### Stated task
The records should be written out in full, with nothing altered.

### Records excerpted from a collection
::::::
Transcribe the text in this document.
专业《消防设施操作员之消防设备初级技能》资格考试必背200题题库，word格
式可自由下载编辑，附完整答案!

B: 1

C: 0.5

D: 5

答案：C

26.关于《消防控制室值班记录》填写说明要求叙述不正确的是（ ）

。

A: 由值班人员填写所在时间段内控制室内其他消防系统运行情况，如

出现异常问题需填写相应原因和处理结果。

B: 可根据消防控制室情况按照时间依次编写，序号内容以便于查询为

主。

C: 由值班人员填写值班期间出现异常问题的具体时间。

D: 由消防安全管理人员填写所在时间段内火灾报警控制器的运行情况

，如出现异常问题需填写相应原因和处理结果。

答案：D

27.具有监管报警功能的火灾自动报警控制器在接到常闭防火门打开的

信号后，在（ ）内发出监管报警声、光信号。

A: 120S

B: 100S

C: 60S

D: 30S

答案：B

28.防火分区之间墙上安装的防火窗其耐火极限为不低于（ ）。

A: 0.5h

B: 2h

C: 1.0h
::::::
### Output of the exercise
Transcribe the text in this document.
专业《消防设施操作员之消防设备初级技能》资格考试必背200题题库，word格
式可自由下载编辑，附完整答案!

B: 1

C: 0.5

D: 5

答案：C

26.关于《消防控制室值班记录》填写说明要求叙述不正确的是（ ）

。

A: 由值班人员填写所在时间段内控制室内其他消防系统运行情况，如

出现异常问题需填写相应原因和处理结果。

B: 可根据消防控制室情况按照时间依次编写，序号内容以便于查询为

主。

C: 由值班人员填写值班期间出现异常问题的具体时间。

D: 由消防安全管理人员填写所在时间段内火灾报警控制器的运行情况

，如出现异常问题需填写相应原因和处理结果。

答案：D

27.具有监管报警功能的火灾自动报警控制器在接到常闭防火门打开的

信号后，在（ ）内发出监管报警声、光信号。

A: 120S

B: 100S

C: 60S

D: 30S

答案：B

28.防火分区之间墙上安装的防火窗其耐火极限为不低于（ ）。

A: 0.5h

B: 2h

C: 1.0h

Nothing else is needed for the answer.